> [Exercise data]
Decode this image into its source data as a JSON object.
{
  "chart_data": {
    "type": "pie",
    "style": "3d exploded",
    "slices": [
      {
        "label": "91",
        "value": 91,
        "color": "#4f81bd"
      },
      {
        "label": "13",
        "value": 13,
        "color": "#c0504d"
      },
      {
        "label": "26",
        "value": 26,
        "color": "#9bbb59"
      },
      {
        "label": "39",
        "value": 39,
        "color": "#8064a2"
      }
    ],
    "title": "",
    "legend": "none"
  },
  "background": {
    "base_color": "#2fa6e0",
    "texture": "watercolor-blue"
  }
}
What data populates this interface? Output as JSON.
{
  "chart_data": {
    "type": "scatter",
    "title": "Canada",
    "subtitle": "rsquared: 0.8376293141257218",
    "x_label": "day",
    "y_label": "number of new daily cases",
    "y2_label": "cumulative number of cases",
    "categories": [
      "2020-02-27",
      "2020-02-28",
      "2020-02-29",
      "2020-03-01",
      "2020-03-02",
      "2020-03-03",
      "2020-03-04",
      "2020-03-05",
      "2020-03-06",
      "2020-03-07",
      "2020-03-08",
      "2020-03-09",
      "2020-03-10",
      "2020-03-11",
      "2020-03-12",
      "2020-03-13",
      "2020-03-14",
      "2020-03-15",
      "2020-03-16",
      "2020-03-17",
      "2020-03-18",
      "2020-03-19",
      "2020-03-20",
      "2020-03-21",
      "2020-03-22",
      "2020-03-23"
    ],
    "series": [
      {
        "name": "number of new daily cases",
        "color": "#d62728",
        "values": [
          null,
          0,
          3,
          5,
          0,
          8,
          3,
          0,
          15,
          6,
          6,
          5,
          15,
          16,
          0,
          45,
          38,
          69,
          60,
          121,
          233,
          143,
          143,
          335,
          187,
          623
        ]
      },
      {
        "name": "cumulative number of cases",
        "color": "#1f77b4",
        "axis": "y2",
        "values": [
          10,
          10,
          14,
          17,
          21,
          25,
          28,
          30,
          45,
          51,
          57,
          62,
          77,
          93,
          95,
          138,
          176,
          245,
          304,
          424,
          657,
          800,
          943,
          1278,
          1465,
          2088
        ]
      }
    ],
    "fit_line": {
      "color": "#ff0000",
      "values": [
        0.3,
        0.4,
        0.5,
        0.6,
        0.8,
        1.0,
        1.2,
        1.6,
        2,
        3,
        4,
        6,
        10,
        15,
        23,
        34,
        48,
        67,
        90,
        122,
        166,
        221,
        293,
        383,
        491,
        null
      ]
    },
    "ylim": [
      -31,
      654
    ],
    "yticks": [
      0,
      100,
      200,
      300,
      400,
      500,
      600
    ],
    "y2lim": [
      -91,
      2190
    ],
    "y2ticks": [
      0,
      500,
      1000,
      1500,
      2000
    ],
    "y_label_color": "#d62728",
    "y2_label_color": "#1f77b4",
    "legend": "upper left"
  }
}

...

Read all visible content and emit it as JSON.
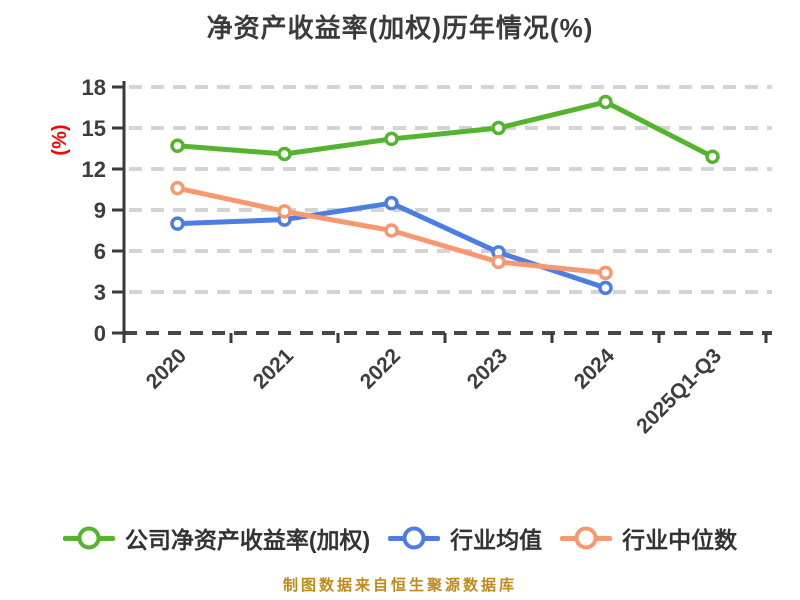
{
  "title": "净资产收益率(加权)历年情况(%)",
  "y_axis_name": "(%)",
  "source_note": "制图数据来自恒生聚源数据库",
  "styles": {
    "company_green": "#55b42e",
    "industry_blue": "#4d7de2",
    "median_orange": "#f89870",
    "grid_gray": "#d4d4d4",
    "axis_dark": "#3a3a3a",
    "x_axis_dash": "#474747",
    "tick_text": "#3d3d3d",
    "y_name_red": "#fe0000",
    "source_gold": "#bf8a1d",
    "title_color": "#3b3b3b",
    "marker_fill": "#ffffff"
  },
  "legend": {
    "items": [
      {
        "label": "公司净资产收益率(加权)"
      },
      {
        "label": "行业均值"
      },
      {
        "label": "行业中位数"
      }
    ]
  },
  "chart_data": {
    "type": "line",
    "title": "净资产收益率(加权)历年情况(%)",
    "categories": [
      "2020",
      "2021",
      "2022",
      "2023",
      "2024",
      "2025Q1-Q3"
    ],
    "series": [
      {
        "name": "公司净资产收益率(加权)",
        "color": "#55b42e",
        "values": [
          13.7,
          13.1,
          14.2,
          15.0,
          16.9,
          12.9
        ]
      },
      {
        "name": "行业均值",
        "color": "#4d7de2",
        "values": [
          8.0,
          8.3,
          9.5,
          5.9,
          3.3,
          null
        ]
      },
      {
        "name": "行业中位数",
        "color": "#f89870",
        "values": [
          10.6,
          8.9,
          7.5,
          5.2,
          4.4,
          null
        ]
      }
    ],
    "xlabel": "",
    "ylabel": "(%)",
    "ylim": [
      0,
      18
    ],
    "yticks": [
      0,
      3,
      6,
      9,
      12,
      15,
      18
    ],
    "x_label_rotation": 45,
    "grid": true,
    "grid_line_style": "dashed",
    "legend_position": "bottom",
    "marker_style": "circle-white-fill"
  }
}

> [Aim of the task] Only lines with the word "this" are wanted, so copy each one from the records.

> [Final answer]
Decode this image into its source data as a JSON object.
What data populates this interface? Output as JSON.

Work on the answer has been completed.